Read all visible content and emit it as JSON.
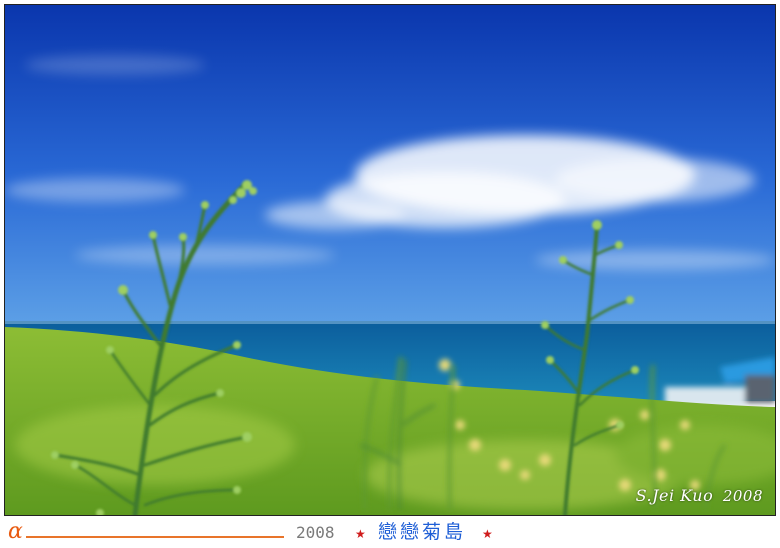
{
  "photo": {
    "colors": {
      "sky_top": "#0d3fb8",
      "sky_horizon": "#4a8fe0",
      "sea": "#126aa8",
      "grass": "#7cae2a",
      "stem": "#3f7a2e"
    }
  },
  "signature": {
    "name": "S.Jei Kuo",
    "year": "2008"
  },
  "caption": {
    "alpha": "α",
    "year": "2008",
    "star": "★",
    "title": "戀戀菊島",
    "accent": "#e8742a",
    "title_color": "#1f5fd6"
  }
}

Job
Transcribe the records above exactly, omitting every picture they contain.

Worked solution
Read all visible content and emit it as JSON.
{
  "photo": {
    "colors": {
      "sky_top": "#0d3fb8",
      "sky_horizon": "#4a8fe0",
      "sea": "#126aa8",
      "grass": "#7cae2a",
      "stem": "#3f7a2e"
    }
  },
  "signature": {
    "name": "S.Jei Kuo",
    "year": "2008"
  },
  "caption": {
    "alpha": "α",
    "year": "2008",
    "star": "★",
    "title": "戀戀菊島",
    "accent": "#e8742a",
    "title_color": "#1f5fd6"
  }
}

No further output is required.